Which lines of the records contain "③评分办法"? Collect every one of them.
:::
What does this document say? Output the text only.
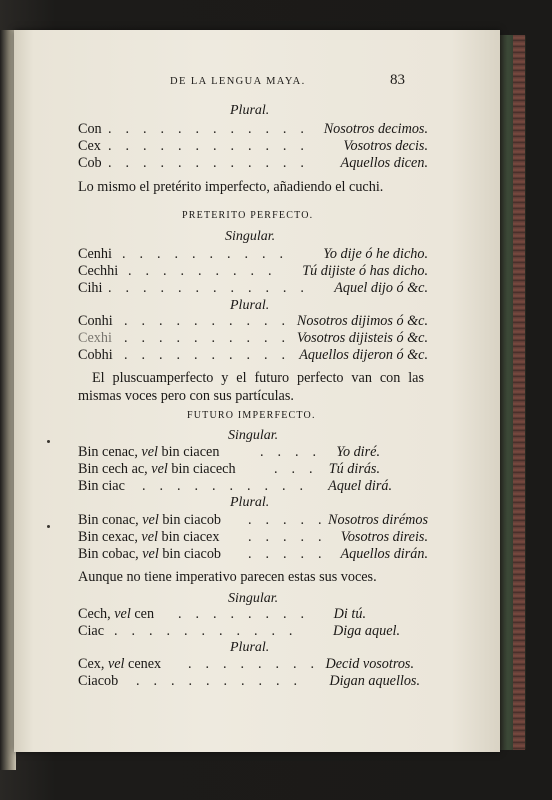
DE LA LENGUA MAYA.	83
Plural.
Con . . . . . . . . . . . . Nosotros decimos.
Cex . . . . . . . . . . . . Vosotros decis.
Cob . . . . . . . . . . . . Aquellos dicen.
Lo mismo el pretérito imperfecto, añadiendo el cuchi.
PRETERITO PERFECTO.
Singular.
Cenhi . . . . . . . . . . Yo dije ó he dicho.
Cechhi . . . . . . . . . Tú dijiste ó has dicho.
Cihi . . . . . . . . . . . . Aquel dijo ó &c.
Plural.
Conhi . . . . . . . . . . Nosotros dijimos ó &c.
Cexhi . . . . . . . . . . Vosotros dijisteis ó &c.
Cobhi . . . . . . . . . . Aquellos dijeron ó &c.
El pluscuamperfecto y el futuro perfecto van con las mismas voces pero con sus partículas.
FUTURO IMPERFECTO.
Singular.
Bin cenac, vel bin ciacen	. . . . Yo diré.
Bin cech ac, vel bin ciacech	. . . Tú dirás.
Bin ciac . . . . . . . . . . Aquel dirá.
Plural.
Bin conac, vel bin ciacob . . . . . Nosotros dirémos
Bin cexac, vel bin ciacex . . . . . Vosotros direis.
Bin cobac, vel bin ciacob . . . . . Aquellos dirán.
Aunque no tiene imperativo parecen estas sus voces.
Singular.
Cech, vel cen . . . . . . . . Di tú.
Ciac . . . . . . . . . . . Diga aquel.
Plural.
Cex, vel cenex . . . . . . . . Decid vosotros.
Ciacob . . . . . . . . . . Digan aquellos.
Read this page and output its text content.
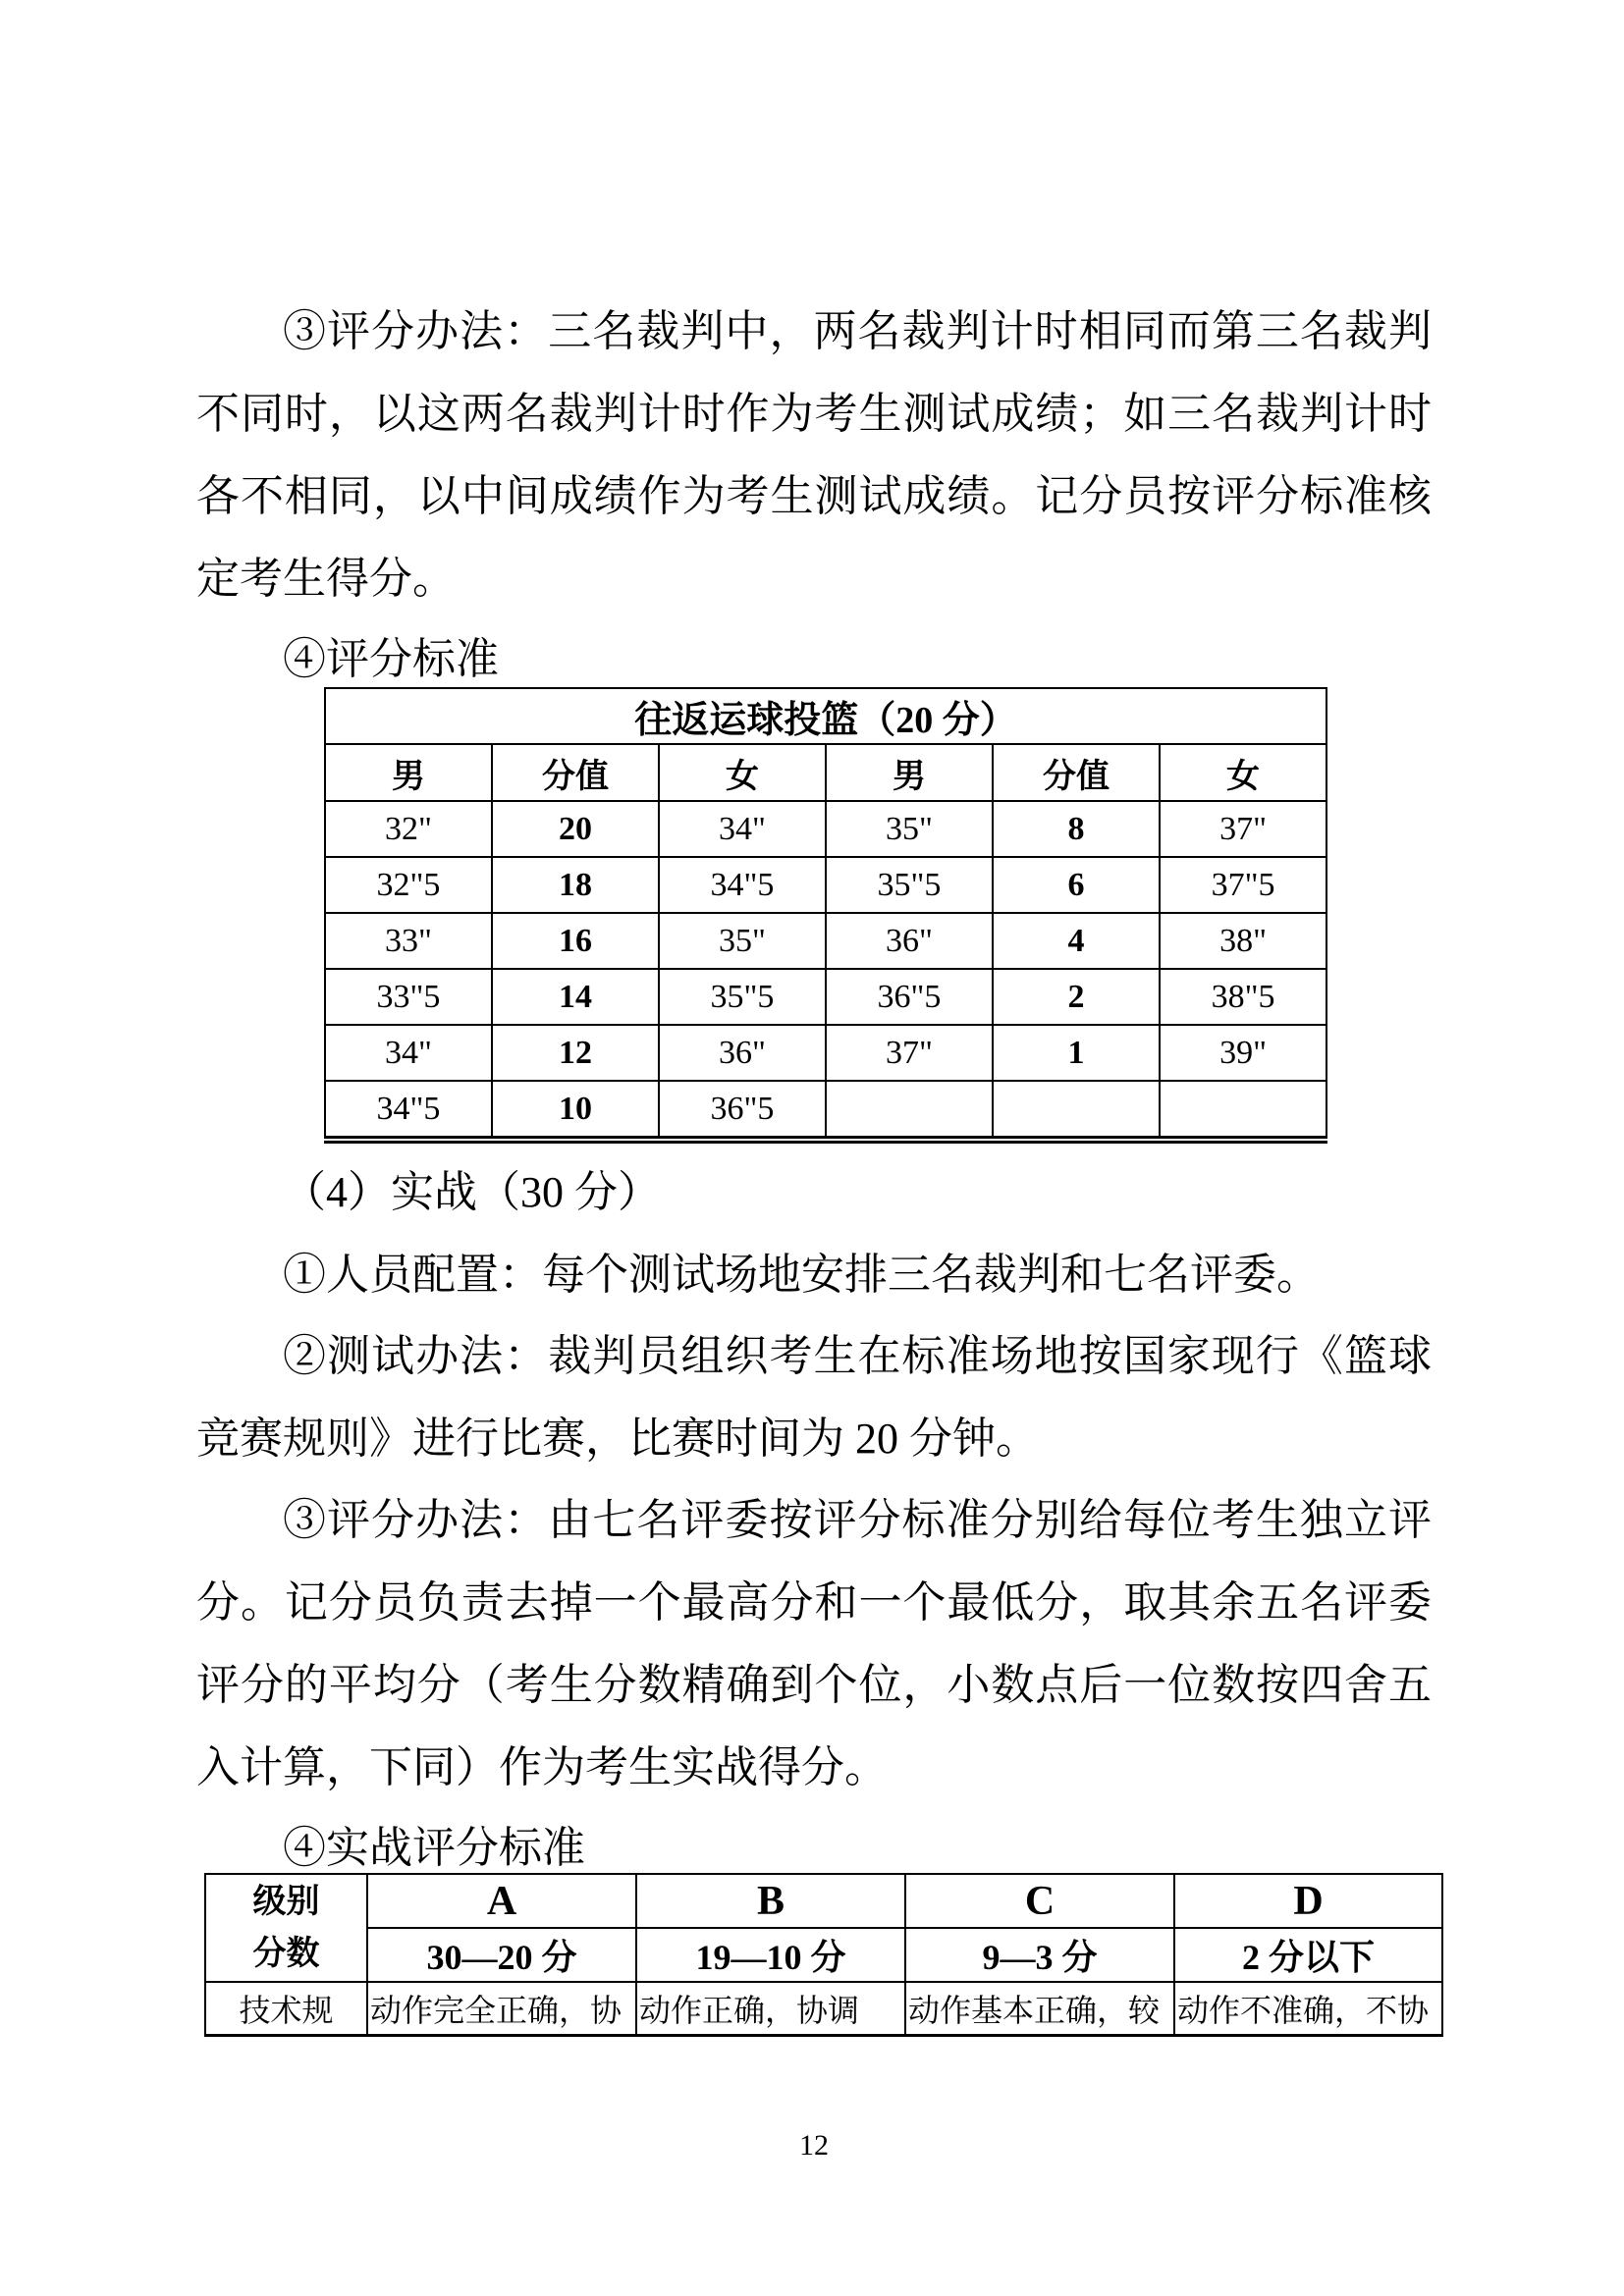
③评分办法：三名裁判中，两名裁判计时相同而第三名裁判
不同时，以这两名裁判计时作为考生测试成绩；如三名裁判计时
各不相同，以中间成绩作为考生测试成绩。记分员按评分标准核
定考生得分。
④评分标准
往返运球投篮（20 分）					
男	分值	女	男	分值	女
32"	20	34"	35"	8	37"
32"5	18	34"5	35"5	6	37"5
33"	16	35"	36"	4	38"
33"5	14	35"5	36"5	2	38"5
34"	12	36"	37"	1	39"
34"5	10	36"5			
（4）实战（30 分）
①人员配置：每个测试场地安排三名裁判和七名评委。
②测试办法：裁判员组织考生在标准场地按国家现行《篮球
竞赛规则》进行比赛，比赛时间为 20 分钟。
③评分办法：由七名评委按评分标准分别给每位考生独立评
分。记分员负责去掉一个最高分和一个最低分，取其余五名评委
评分的平均分（考生分数精确到个位，小数点后一位数按四舍五
入计算，下同）作为考生实战得分。
④实战评分标准
级别
分数	A	B	C	D
	30—20 分	19—10 分	9—3 分	2 分以下
技术规	动作完全正确，协	动作正确，协调	动作基本正确，较	动作不准确，不协
12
:::
§ **RESPONSE**:
③评分办法：三名裁判中，两名裁判计时相同而第三名裁判
③评分办法：由七名评委按评分标准分别给每位考生独立评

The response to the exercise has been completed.